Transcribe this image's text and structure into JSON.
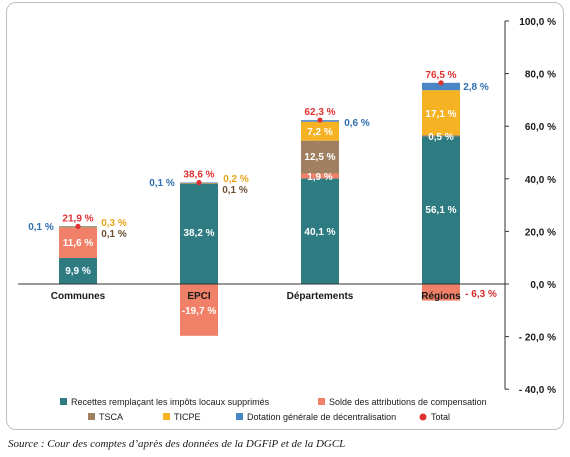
{
  "chart_data": {
    "type": "bar",
    "stacked": true,
    "categories": [
      "Communes",
      "EPCI",
      "Départements",
      "Régions"
    ],
    "ylim": [
      -40,
      100
    ],
    "yticks": [
      "100,0 %",
      "80,0 %",
      "60,0 %",
      "40,0 %",
      "20,0 %",
      "0,0 %",
      "- 20,0 %",
      "- 40,0 %"
    ],
    "series": [
      {
        "name": "Recettes remplaçant les impôts locaux supprimés",
        "color": "#2e7b82",
        "values": [
          9.9,
          38.2,
          40.1,
          56.1
        ],
        "labels": [
          "9,9 %",
          "38,2 %",
          "40,1 %",
          "56,1 %"
        ]
      },
      {
        "name": "Solde des attributions de compensation",
        "color": "#f08068",
        "values": [
          11.6,
          -19.7,
          1.9,
          -6.3
        ],
        "labels": [
          "11,6 %",
          "-19,7 %",
          "1,9 %",
          "- 6,3 %"
        ]
      },
      {
        "name": "TSCA",
        "color": "#a08060",
        "values": [
          0.1,
          0.1,
          12.5,
          0.5
        ],
        "labels": [
          "0,1 %",
          "0,1 %",
          "12,5 %",
          "0,5 %"
        ]
      },
      {
        "name": "TICPE",
        "color": "#f5b324",
        "values": [
          0.3,
          0.2,
          7.2,
          17.1
        ],
        "labels": [
          "0,3 %",
          "0,2 %",
          "7,2 %",
          "17,1 %"
        ]
      },
      {
        "name": "Dotation générale de décentralisation",
        "color": "#4a86c5",
        "values": [
          0.1,
          0.1,
          0.6,
          2.8
        ],
        "labels": [
          "0,1 %",
          "0,1 %",
          "0,6 %",
          "2,8 %"
        ]
      }
    ],
    "total": {
      "name": "Total",
      "color": "#e03030",
      "values": [
        21.9,
        38.6,
        62.3,
        76.5
      ],
      "labels": [
        "21,9 %",
        "38,6 %",
        "62,3 %",
        "76,5 %"
      ]
    },
    "source": "Source : Cour des comptes d’après des données de la DGFiP et de la DGCL"
  }
}
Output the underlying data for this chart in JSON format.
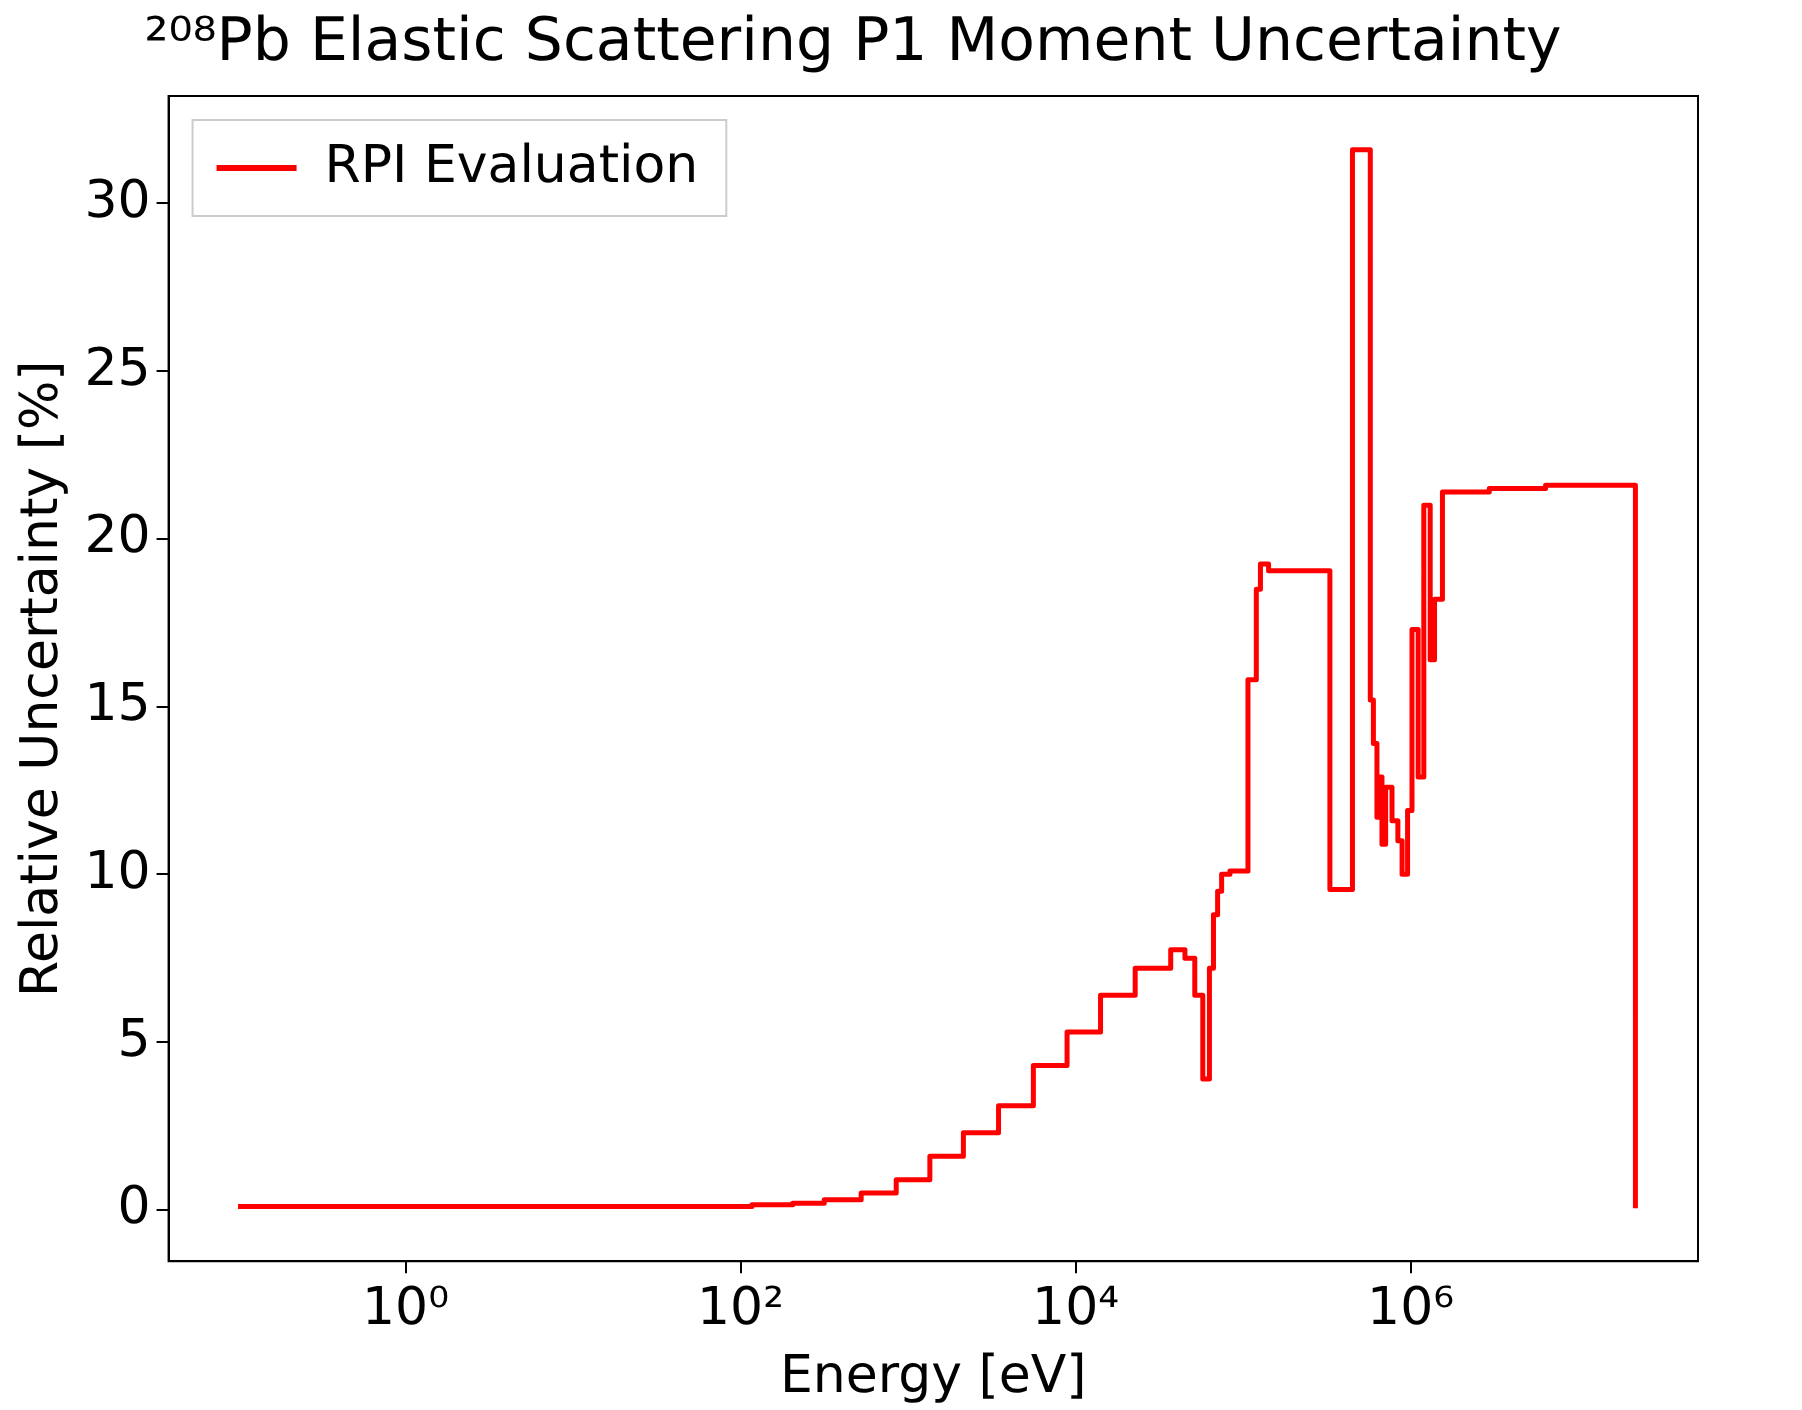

========

Quote the entries in full. Any image among them is to be omitted from the copy.

Transcribe this image's text and structure into JSON.
{
  "chart_data": {
    "type": "bar",
    "stacked": true,
    "categories": [
      "Communes",
      "EPCI",
      "Départements",
      "Régions"
    ],
    "ylim": [
      -40,
      100
    ],
    "yticks": [
      "100,0 %",
      "80,0 %",
      "60,0 %",
      "40,0 %",
      "20,0 %",
      "0,0 %",
      "- 20,0 %",
      "- 40,0 %"
    ],
    "series": [
      {
        "name": "Recettes remplaçant les impôts locaux supprimés",
        "color": "#2e7b82",
        "values": [
          9.9,
          38.2,
          40.1,
          56.1
        ],
        "labels": [
          "9,9 %",
          "38,2 %",
          "40,1 %",
          "56,1 %"
        ]
      },
      {
        "name": "Solde des attributions de compensation",
        "color": "#f08068",
        "values": [
          11.6,
          -19.7,
          1.9,
          -6.3
        ],
        "labels": [
          "11,6 %",
          "-19,7 %",
          "1,9 %",
          "- 6,3 %"
        ]
      },
      {
        "name": "TSCA",
        "color": "#a08060",
        "values": [
          0.1,
          0.1,
          12.5,
          0.5
        ],
        "labels": [
          "0,1 %",
          "0,1 %",
          "12,5 %",
          "0,5 %"
        ]
      },
      {
        "name": "TICPE",
        "color": "#f5b324",
        "values": [
          0.3,
          0.2,
          7.2,
          17.1
        ],
        "labels": [
          "0,3 %",
          "0,2 %",
          "7,2 %",
          "17,1 %"
        ]
      },
      {
        "name": "Dotation générale de décentralisation",
        "color": "#4a86c5",
        "values": [
          0.1,
          0.1,
          0.6,
          2.8
        ],
        "labels": [
          "0,1 %",
          "0,1 %",
          "0,6 %",
          "2,8 %"
        ]
      }
    ],
    "total": {
      "name": "Total",
      "color": "#e03030",
      "values": [
        21.9,
        38.6,
        62.3,
        76.5
      ],
      "labels": [
        "21,9 %",
        "38,6 %",
        "62,3 %",
        "76,5 %"
      ]
    },
    "source": "Source : Cour des comptes d’après des données de la DGFiP et de la DGCL"
  }
}
Output the underlying data for this chart in JSON format.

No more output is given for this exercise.